* START Available data *

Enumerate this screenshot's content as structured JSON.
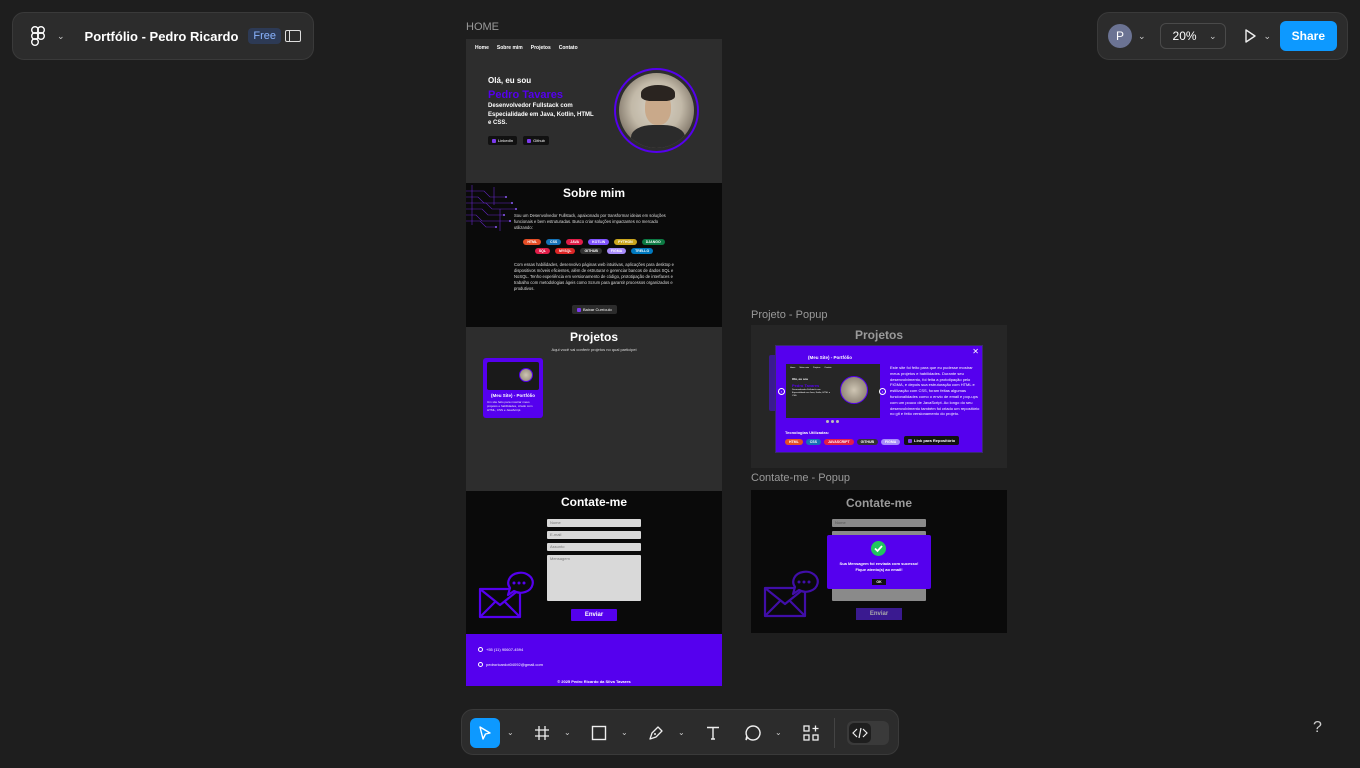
{
  "file_panel": {
    "file_name": "Portfólio - Pedro Ricardo",
    "plan_badge": "Free"
  },
  "right_panel": {
    "avatar_initial": "P",
    "zoom": "20%",
    "share_label": "Share"
  },
  "frames": {
    "home_label": "HOME",
    "projeto_popup_label": "Projeto - Popup",
    "contato_popup_label": "Contate-me - Popup"
  },
  "home": {
    "nav": [
      "Home",
      "Sobre mim",
      "Projetos",
      "Contato"
    ],
    "hero": {
      "greeting": "Olá, eu sou",
      "name": "Pedro Tavares",
      "description": "Desenvolvedor Fullstack com Especialidade em Java, Kotlin, HTML e CSS.",
      "linkedin": "LinkedIn",
      "github": "Github"
    },
    "about": {
      "title": "Sobre mim",
      "paragraph1": "Sou um Desenvolvedor Fullstack, apaixonado por transformar ideias em soluções funcionais e bem estruturadas. Busco criar soluções impactantes no mercado utilizando:",
      "chips_row1": [
        {
          "label": "HTML",
          "color": "#e44d26"
        },
        {
          "label": "CSS",
          "color": "#1572b6"
        },
        {
          "label": "JAVA",
          "color": "#e11d48"
        },
        {
          "label": "KOTLIN",
          "color": "#7f52ff"
        },
        {
          "label": "PYTHON",
          "color": "#caa51d"
        },
        {
          "label": "DJANGO",
          "color": "#0c7a43"
        }
      ],
      "chips_row2": [
        {
          "label": "SQL",
          "color": "#e11d48"
        },
        {
          "label": "MYSQL",
          "color": "#dc2626"
        },
        {
          "label": "GITHUB",
          "color": "#333333"
        },
        {
          "label": "FIGMA",
          "color": "#a78bfa"
        },
        {
          "label": "TRELLO",
          "color": "#0079bf"
        }
      ],
      "paragraph2": "Com essas habilidades, desenvolvo páginas web intuitivas, aplicações para desktop e dispositivos móveis eficientes, além de estruturar e gerenciar bancos de dados SQL e NoSQL. Tenho experiência em versionamento de código, prototipação de interfaces e trabalho com metodologias ágeis como Scrum para garantir processos organizados e produtivos.",
      "cv_button": "Baixar Currículo"
    },
    "projects": {
      "title": "Projetos",
      "subtitle": "Aqui você vai conferir projetos no qual participei",
      "card_title": "(Meu Site) - Portfólio",
      "card_desc": "Um site feito para mostrar meus projetos e habilidades, criado com HTML, CSS e JavaScript."
    },
    "contact": {
      "title": "Contate-me",
      "name_placeholder": "Nome",
      "email_placeholder": "E-mail",
      "subject_placeholder": "Assunto",
      "message_placeholder": "Mensagem",
      "send_label": "Enviar"
    },
    "footer": {
      "phone": "+55 (11) 90607-4594",
      "email": "pedroricardot04092@gmail.com",
      "copyright": "© 2025 Pedro Ricardo da Silva Tavares"
    }
  },
  "projeto_popup": {
    "section_title": "Projetos",
    "close_label": "✕",
    "heading": "(Meu Site) - Portfólio",
    "description": "Este site foi feito para que eu pudesse mostrar meus projetos e habilidades. Durante seu desenvolvimento, foi feita a prototipação pelo FIGMA, e depois sua estruturação com HTML e estilização com CSS, foram feitas algumas funcionalidades como o envio de email e pop-ups com um pouco de JavaScript. Ao longo do seu desenvolvimento também foi criado um repositório no git e feito versionamento do projeto.",
    "tech_title": "Tecnologias Utilizadas:",
    "tech_chips": [
      {
        "label": "HTML",
        "color": "#e44d26"
      },
      {
        "label": "CSS",
        "color": "#1572b6"
      },
      {
        "label": "JAVASCRIPT",
        "color": "#e11d48"
      },
      {
        "label": "GITHUB",
        "color": "#333333"
      },
      {
        "label": "FIGMA",
        "color": "#a78bfa"
      }
    ],
    "repo_button": "Link para Repositório",
    "mini_greeting": "Olá, eu sou"
  },
  "contato_popup": {
    "section_title": "Contate-me",
    "name_placeholder": "Nome",
    "success_line1": "Sua Mensagem foi enviada com sucesso!",
    "success_line2": "Fique atento(a) ao email!",
    "ok_label": "OK",
    "send_label": "Enviar"
  },
  "colors": {
    "accent": "#5500ee",
    "figma_blue": "#0d99ff",
    "canvas": "#1e1e1e"
  },
  "toolbar": {
    "tools": [
      "move-tool",
      "frame-tool",
      "shape-tool",
      "pen-tool",
      "text-tool",
      "comment-tool",
      "actions-tool"
    ],
    "help_label": "?"
  }
}
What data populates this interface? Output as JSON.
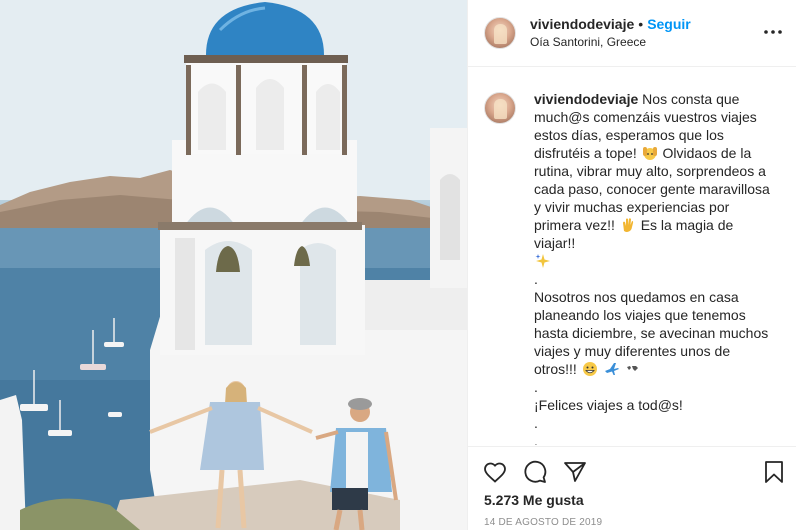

* END Available data *

▶ **Stated task**
Write the records above out again exactly, with no pictures in your copy.

▶ **Finished exercise**
Enumerate this screenshot's content as structured JSON.
{
  "file_panel": {
    "file_name": "Portfólio - Pedro Ricardo",
    "plan_badge": "Free"
  },
  "right_panel": {
    "avatar_initial": "P",
    "zoom": "20%",
    "share_label": "Share"
  },
  "frames": {
    "home_label": "HOME",
    "projeto_popup_label": "Projeto - Popup",
    "contato_popup_label": "Contate-me - Popup"
  },
  "home": {
    "nav": [
      "Home",
      "Sobre mim",
      "Projetos",
      "Contato"
    ],
    "hero": {
      "greeting": "Olá, eu sou",
      "name": "Pedro Tavares",
      "description": "Desenvolvedor Fullstack com Especialidade em Java, Kotlin, HTML e CSS.",
      "linkedin": "LinkedIn",
      "github": "Github"
    },
    "about": {
      "title": "Sobre mim",
      "paragraph1": "Sou um Desenvolvedor Fullstack, apaixonado por transformar ideias em soluções funcionais e bem estruturadas. Busco criar soluções impactantes no mercado utilizando:",
      "chips_row1": [
        {
          "label": "HTML",
          "color": "#e44d26"
        },
        {
          "label": "CSS",
          "color": "#1572b6"
        },
        {
          "label": "JAVA",
          "color": "#e11d48"
        },
        {
          "label": "KOTLIN",
          "color": "#7f52ff"
        },
        {
          "label": "PYTHON",
          "color": "#caa51d"
        },
        {
          "label": "DJANGO",
          "color": "#0c7a43"
        }
      ],
      "chips_row2": [
        {
          "label": "SQL",
          "color": "#e11d48"
        },
        {
          "label": "MYSQL",
          "color": "#dc2626"
        },
        {
          "label": "GITHUB",
          "color": "#333333"
        },
        {
          "label": "FIGMA",
          "color": "#a78bfa"
        },
        {
          "label": "TRELLO",
          "color": "#0079bf"
        }
      ],
      "paragraph2": "Com essas habilidades, desenvolvo páginas web intuitivas, aplicações para desktop e dispositivos móveis eficientes, além de estruturar e gerenciar bancos de dados SQL e NoSQL. Tenho experiência em versionamento de código, prototipação de interfaces e trabalho com metodologias ágeis como Scrum para garantir processos organizados e produtivos.",
      "cv_button": "Baixar Currículo"
    },
    "projects": {
      "title": "Projetos",
      "subtitle": "Aqui você vai conferir projetos no qual participei",
      "card_title": "(Meu Site) - Portfólio",
      "card_desc": "Um site feito para mostrar meus projetos e habilidades, criado com HTML, CSS e JavaScript."
    },
    "contact": {
      "title": "Contate-me",
      "name_placeholder": "Nome",
      "email_placeholder": "E-mail",
      "subject_placeholder": "Assunto",
      "message_placeholder": "Mensagem",
      "send_label": "Enviar"
    },
    "footer": {
      "phone": "+55 (11) 90607-4594",
      "email": "pedroricardot04092@gmail.com",
      "copyright": "© 2025 Pedro Ricardo da Silva Tavares"
    }
  },
  "projeto_popup": {
    "section_title": "Projetos",
    "close_label": "✕",
    "heading": "(Meu Site) - Portfólio",
    "description": "Este site foi feito para que eu pudesse mostrar meus projetos e habilidades. Durante seu desenvolvimento, foi feita a prototipação pelo FIGMA, e depois sua estruturação com HTML e estilização com CSS, foram feitas algumas funcionalidades como o envio de email e pop-ups com um pouco de JavaScript. Ao longo do seu desenvolvimento também foi criado um repositório no git e feito versionamento do projeto.",
    "tech_title": "Tecnologias Utilizadas:",
    "tech_chips": [
      {
        "label": "HTML",
        "color": "#e44d26"
      },
      {
        "label": "CSS",
        "color": "#1572b6"
      },
      {
        "label": "JAVASCRIPT",
        "color": "#e11d48"
      },
      {
        "label": "GITHUB",
        "color": "#333333"
      },
      {
        "label": "FIGMA",
        "color": "#a78bfa"
      }
    ],
    "repo_button": "Link para Repositório",
    "mini_greeting": "Olá, eu sou"
  },
  "contato_popup": {
    "section_title": "Contate-me",
    "name_placeholder": "Nome",
    "success_line1": "Sua Mensagem foi enviada com sucesso!",
    "success_line2": "Fique atento(a) ao email!",
    "ok_label": "OK",
    "send_label": "Enviar"
  },
  "colors": {
    "accent": "#5500ee",
    "figma_blue": "#0d99ff",
    "canvas": "#1e1e1e"
  },
  "toolbar": {
    "tools": [
      "move-tool",
      "frame-tool",
      "shape-tool",
      "pen-tool",
      "text-tool",
      "comment-tool",
      "actions-tool"
    ],
    "help_label": "?"
  }
}
What data populates this interface? Output as JSON.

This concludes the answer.